Image layout annotations

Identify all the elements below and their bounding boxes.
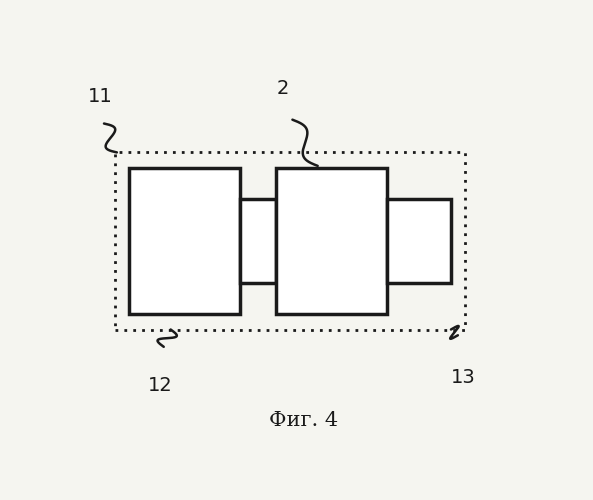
Text: 11: 11 [88,87,113,106]
Bar [387,198,451,284]
Bar [129,168,240,314]
Bar [116,152,465,330]
Text: 2: 2 [276,80,289,98]
Bar [240,198,276,284]
Text: Фиг. 4: Фиг. 4 [269,410,339,430]
Text: 13: 13 [451,368,476,387]
Bar [276,168,387,314]
Text: 12: 12 [148,376,173,394]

■ DIRECTIVE ■
Rewrite all the rows above as a numbered list, leaving out blank lines and the pictures.

■ TASK RESULT ■
1. Identify all the elements below and their bounding boxes.
2. Text: 11: 11 [88,87,113,106]
3. Bar [387,198,451,284]
4. Bar [129,168,240,314]
5. Bar [116,152,465,330]
6. Text: 2: 2 [276,80,289,98]
7. Bar [240,198,276,284]
8. Text: Фиг. 4: Фиг. 4 [269,410,339,430]
9. Text: 13: 13 [451,368,476,387]
10. Bar [276,168,387,314]
11. Text: 12: 12 [148,376,173,394]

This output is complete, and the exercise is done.